## begin Data extract
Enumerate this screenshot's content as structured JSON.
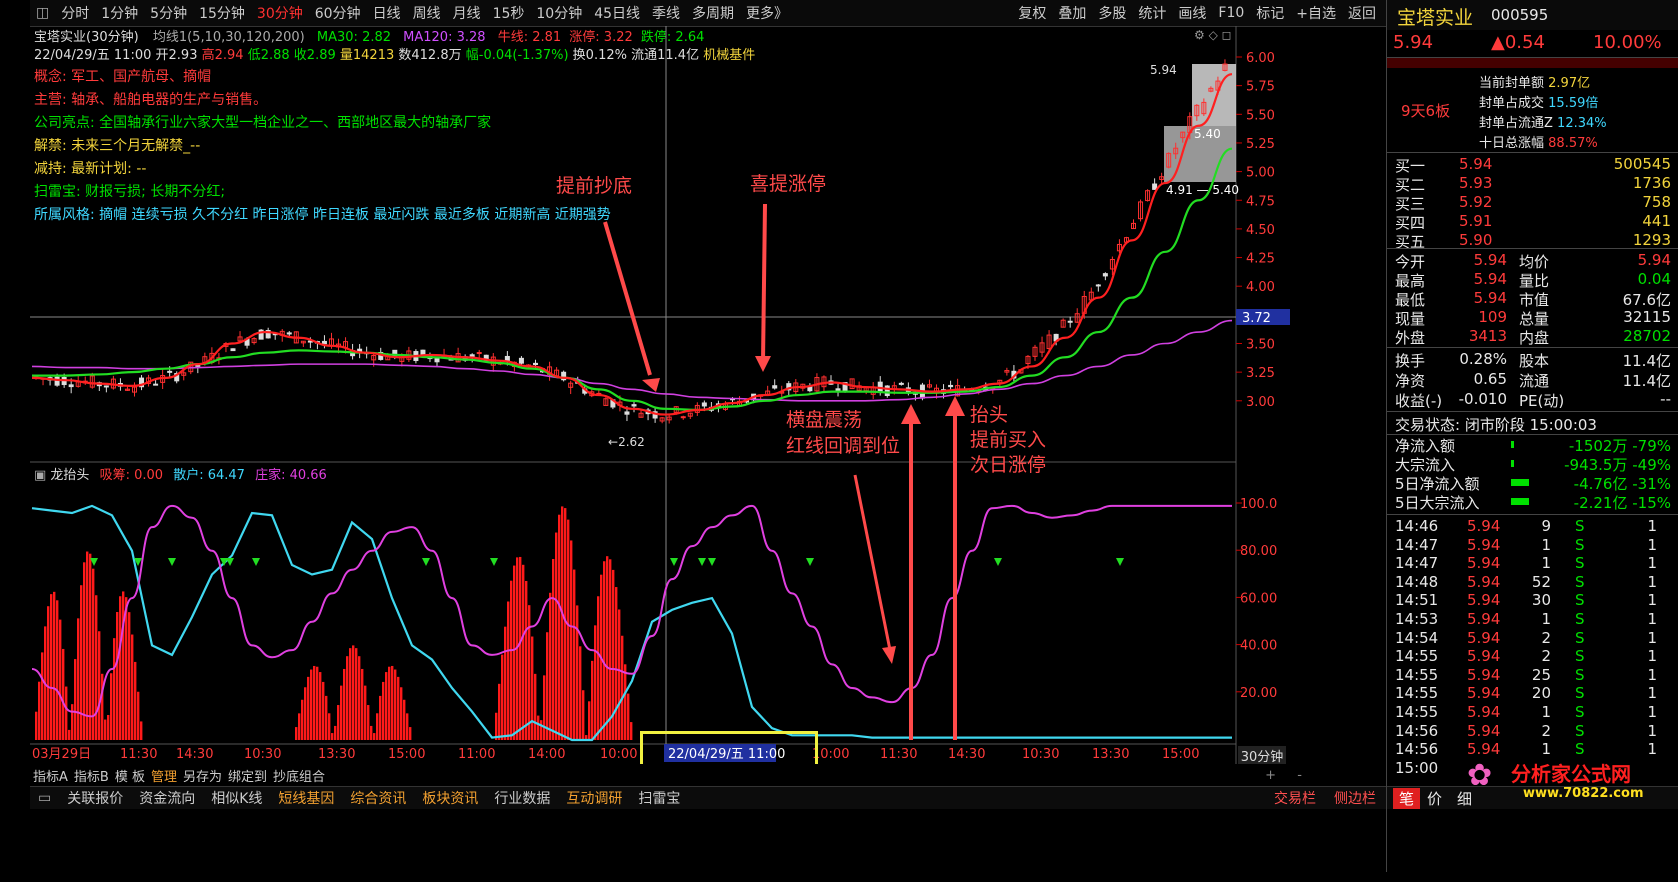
{
  "toolbar": {
    "periods": [
      "分时",
      "1分钟",
      "5分钟",
      "15分钟",
      "30分钟",
      "60分钟",
      "日线",
      "周线",
      "月线",
      "15秒",
      "10分钟",
      "45日线",
      "季线",
      "多周期",
      "更多》"
    ],
    "active_period": "30分钟",
    "right_items": [
      "复权",
      "叠加",
      "多股",
      "统计",
      "画线",
      "F10",
      "标记",
      "+自选",
      "返回"
    ]
  },
  "header": {
    "stock_label": "宝塔实业(30分钟)",
    "ma_label": "均线1(5,10,30,120,200)",
    "ma30": "MA30: 2.82",
    "ma120": "MA120: 3.28",
    "niuxian": "牛线: 2.81",
    "zhangting": "涨停: 3.22",
    "dieting": "跌停: 2.64",
    "bar_info": {
      "date": "22/04/29/五 11:00",
      "open": "开2.93",
      "high": "高2.94",
      "low": "低2.88",
      "close": "收2.89",
      "vol": "量14213",
      "amount": "数412.8万",
      "change": "幅-0.04(-1.37%)",
      "turnover": "换0.12%",
      "float": "流通11.4亿",
      "industry": "机械基件"
    }
  },
  "info_lines": [
    {
      "label": "概念: ",
      "text": "军工、国产航母、摘帽",
      "color": "#ff3b3b"
    },
    {
      "label": "主营: ",
      "text": "轴承、船舶电器的生产与销售。",
      "color": "#ff3b3b"
    },
    {
      "label": "公司亮点: ",
      "text": "全国轴承行业六家大型一档企业之一、西部地区最大的轴承厂家",
      "color": "#00e000"
    },
    {
      "label": "解禁: ",
      "text": "未来三个月无解禁_--",
      "color": "#f2d43c"
    },
    {
      "label": "减持: ",
      "text": "最新计划: --",
      "color": "#f2d43c"
    },
    {
      "label": "扫雷宝: ",
      "text": "财报亏损; 长期不分红;",
      "color": "#00e000"
    },
    {
      "label": "所属风格: ",
      "text": "摘帽 连续亏损 久不分红 昨日涨停 昨日连板 最近闪跌 最近多板 近期新高 近期强势",
      "color": "#3fd8ff"
    }
  ],
  "annotations": {
    "a1": "提前抄底",
    "a2": "喜提涨停",
    "a3_line1": "横盘震荡",
    "a3_line2": "红线回调到位",
    "a4_line1": "抬头",
    "a4_line2": "提前买入",
    "a4_line3": "次日涨停"
  },
  "price_labels": {
    "low_mark": "2.62",
    "top_mark": "5.94",
    "box_hi": "5.40",
    "box_lo": "4.91 — 5.40",
    "crosshair_price": "3.72"
  },
  "y_axis_main": [
    "6.00",
    "5.75",
    "5.50",
    "5.25",
    "5.00",
    "4.75",
    "4.50",
    "4.25",
    "4.00",
    "3.75",
    "3.50",
    "3.25",
    "3.00"
  ],
  "indicator": {
    "name": "龙抬头",
    "xi_chou": "吸筹: 0.00",
    "san_hu": "散户: 64.47",
    "zhuang_jia": "庄家: 40.66",
    "y_axis": [
      "100.0",
      "80.00",
      "60.00",
      "40.00",
      "20.00"
    ]
  },
  "x_axis": [
    "03月29日",
    "11:30",
    "14:30",
    "10:30",
    "13:30",
    "15:00",
    "11:00",
    "14:00",
    "10:00",
    "",
    "10:00",
    "11:30",
    "14:30",
    "10:30",
    "13:30",
    "15:00"
  ],
  "x_highlight": "22/04/29/五 11:00",
  "period_label": "30分钟",
  "indicator_tabs": [
    "指标A",
    "指标B",
    "模 板",
    "管理",
    "另存为",
    "绑定到",
    "抄底组合"
  ],
  "bottom_tabs": [
    "关联报价",
    "资金流向",
    "相似K线",
    "短线基因",
    "综合资讯",
    "板块资讯",
    "行业数据",
    "互动调研",
    "扫雷宝"
  ],
  "bottom_tabs_colors": [
    "#ccc",
    "#ccc",
    "#ccc",
    "#f2a030",
    "#f2a030",
    "#f2a030",
    "#ccc",
    "#f2a030",
    "#ccc"
  ],
  "bottom_right": [
    "交易栏",
    "侧边栏"
  ],
  "chart_data": {
    "type": "line",
    "title": "宝塔实业(30分钟)",
    "ylim": [
      2.6,
      6.05
    ],
    "series": [
      {
        "name": "MA30",
        "values": [
          3.2,
          3.18,
          3.15,
          3.13,
          3.2,
          3.32,
          3.5,
          3.6,
          3.55,
          3.48,
          3.42,
          3.38,
          3.4,
          3.38,
          3.35,
          3.3,
          3.2,
          3.05,
          2.93,
          2.88,
          2.92,
          2.98,
          3.05,
          3.12,
          3.16,
          3.12,
          3.1,
          3.08,
          3.1,
          3.15,
          3.3,
          3.55,
          3.9,
          4.4,
          4.9,
          5.4,
          5.85
        ]
      },
      {
        "name": "MA120",
        "values": [
          3.22,
          3.22,
          3.23,
          3.25,
          3.28,
          3.32,
          3.38,
          3.42,
          3.44,
          3.43,
          3.42,
          3.4,
          3.38,
          3.36,
          3.33,
          3.28,
          3.2,
          3.1,
          3.0,
          2.93,
          2.92,
          2.95,
          3.0,
          3.05,
          3.08,
          3.08,
          3.07,
          3.07,
          3.08,
          3.12,
          3.22,
          3.38,
          3.6,
          3.9,
          4.3,
          4.75,
          5.2
        ]
      },
      {
        "name": "MA200",
        "values": [
          3.3,
          3.29,
          3.29,
          3.28,
          3.28,
          3.29,
          3.3,
          3.31,
          3.32,
          3.32,
          3.32,
          3.31,
          3.3,
          3.28,
          3.26,
          3.23,
          3.2,
          3.15,
          3.1,
          3.06,
          3.03,
          3.02,
          3.01,
          3.0,
          3.0,
          3.0,
          3.01,
          3.03,
          3.06,
          3.1,
          3.15,
          3.22,
          3.3,
          3.4,
          3.5,
          3.6,
          3.7
        ]
      }
    ],
    "ind_series": [
      {
        "name": "散户",
        "values": [
          98,
          97,
          96,
          99,
          95,
          80,
          40,
          36,
          52,
          70,
          78,
          96,
          95,
          74,
          70,
          72,
          92,
          85,
          60,
          40,
          34,
          22,
          12,
          1,
          2,
          8,
          4,
          0,
          0,
          10,
          25,
          50,
          55,
          58,
          60,
          45,
          14,
          5,
          2,
          2,
          2,
          2,
          1,
          1,
          1,
          1,
          1,
          1,
          1,
          1,
          1,
          1,
          1,
          1,
          1,
          1,
          1,
          1,
          1,
          1,
          1
        ]
      },
      {
        "name": "庄家",
        "values": [
          30,
          22,
          12,
          10,
          30,
          60,
          90,
          99,
          94,
          80,
          60,
          40,
          35,
          38,
          50,
          62,
          72,
          80,
          88,
          90,
          80,
          60,
          40,
          36,
          38,
          48,
          60,
          48,
          38,
          30,
          28,
          44,
          68,
          82,
          90,
          95,
          99,
          80,
          62,
          48,
          32,
          22,
          18,
          16,
          22,
          36,
          60,
          80,
          98,
          99,
          96,
          94,
          95,
          97,
          99,
          99,
          99,
          99,
          99,
          99,
          99
        ]
      }
    ]
  },
  "right_panel": {
    "name": "宝塔实业",
    "code": "000595",
    "price": "5.94",
    "change": "▲0.54",
    "change_pct": "10.00%",
    "streak": "9天6板",
    "seal_info": [
      {
        "k": "当前封单额",
        "v": "2.97亿"
      },
      {
        "k": "封单占成交",
        "v": "15.59倍"
      },
      {
        "k": "封单占流通Z",
        "v": "12.34%"
      },
      {
        "k": "十日总涨幅",
        "v": "88.57%"
      }
    ],
    "bids": [
      {
        "k": "买一",
        "p": "5.94",
        "v": "500545"
      },
      {
        "k": "买二",
        "p": "5.93",
        "v": "1736"
      },
      {
        "k": "买三",
        "p": "5.92",
        "v": "758"
      },
      {
        "k": "买四",
        "p": "5.91",
        "v": "441"
      },
      {
        "k": "买五",
        "p": "5.90",
        "v": "1293"
      }
    ],
    "quote": [
      {
        "k1": "今开",
        "v1": "5.94",
        "k2": "均价",
        "v2": "5.94",
        "c1": "#ff3b3b",
        "c2": "#ff3b3b"
      },
      {
        "k1": "最高",
        "v1": "5.94",
        "k2": "量比",
        "v2": "0.04",
        "c1": "#ff3b3b",
        "c2": "#00e000"
      },
      {
        "k1": "最低",
        "v1": "5.94",
        "k2": "市值",
        "v2": "67.6亿",
        "c1": "#ff3b3b",
        "c2": "#e8e8e8"
      },
      {
        "k1": "现量",
        "v1": "109",
        "k2": "总量",
        "v2": "32115",
        "c1": "#ff3b3b",
        "c2": "#e8e8e8"
      },
      {
        "k1": "外盘",
        "v1": "3413",
        "k2": "内盘",
        "v2": "28702",
        "c1": "#ff3b3b",
        "c2": "#00e000"
      }
    ],
    "quote2": [
      {
        "k1": "换手",
        "v1": "0.28%",
        "k2": "股本",
        "v2": "11.4亿"
      },
      {
        "k1": "净资",
        "v1": "0.65",
        "k2": "流通",
        "v2": "11.4亿"
      },
      {
        "k1": "收益(-)",
        "v1": "-0.010",
        "k2": "PE(动)",
        "v2": "--"
      }
    ],
    "trade_status": "交易状态: 闭市阶段 15:00:03",
    "flows": [
      {
        "k": "净流入额",
        "v": "-1502万 -79%"
      },
      {
        "k": "大宗流入",
        "v": "-943.5万 -49%"
      },
      {
        "k": "5日净流入额",
        "v": "-4.76亿 -31%"
      },
      {
        "k": "5日大宗流入",
        "v": "-2.21亿 -15%"
      }
    ],
    "ticks": [
      {
        "t": "14:46",
        "p": "5.94",
        "v": "9",
        "s": "S",
        "n": "1"
      },
      {
        "t": "14:47",
        "p": "5.94",
        "v": "1",
        "s": "S",
        "n": "1"
      },
      {
        "t": "14:47",
        "p": "5.94",
        "v": "1",
        "s": "S",
        "n": "1"
      },
      {
        "t": "14:48",
        "p": "5.94",
        "v": "52",
        "s": "S",
        "n": "1"
      },
      {
        "t": "14:51",
        "p": "5.94",
        "v": "30",
        "s": "S",
        "n": "1"
      },
      {
        "t": "14:53",
        "p": "5.94",
        "v": "1",
        "s": "S",
        "n": "1"
      },
      {
        "t": "14:54",
        "p": "5.94",
        "v": "2",
        "s": "S",
        "n": "1"
      },
      {
        "t": "14:55",
        "p": "5.94",
        "v": "2",
        "s": "S",
        "n": "1"
      },
      {
        "t": "14:55",
        "p": "5.94",
        "v": "25",
        "s": "S",
        "n": "1"
      },
      {
        "t": "14:55",
        "p": "5.94",
        "v": "20",
        "s": "S",
        "n": "1"
      },
      {
        "t": "14:55",
        "p": "5.94",
        "v": "1",
        "s": "S",
        "n": "1"
      },
      {
        "t": "14:56",
        "p": "5.94",
        "v": "2",
        "s": "S",
        "n": "1"
      },
      {
        "t": "14:56",
        "p": "5.94",
        "v": "1",
        "s": "S",
        "n": "1"
      },
      {
        "t": "15:00",
        "p": "",
        "v": "",
        "s": "",
        "n": ""
      }
    ],
    "bottom_tabs": [
      "笔",
      "价",
      "细"
    ],
    "logo_text": "分析家公式网",
    "logo_url": "www.70822.com"
  }
}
## end Data extract
Collect every line from the records above that contains the word "宝塔实业".

# The output:
    "stock_label": "宝塔实业(30分钟)",
    "title": "宝塔实业(30分钟)",
    "name": "宝塔实业",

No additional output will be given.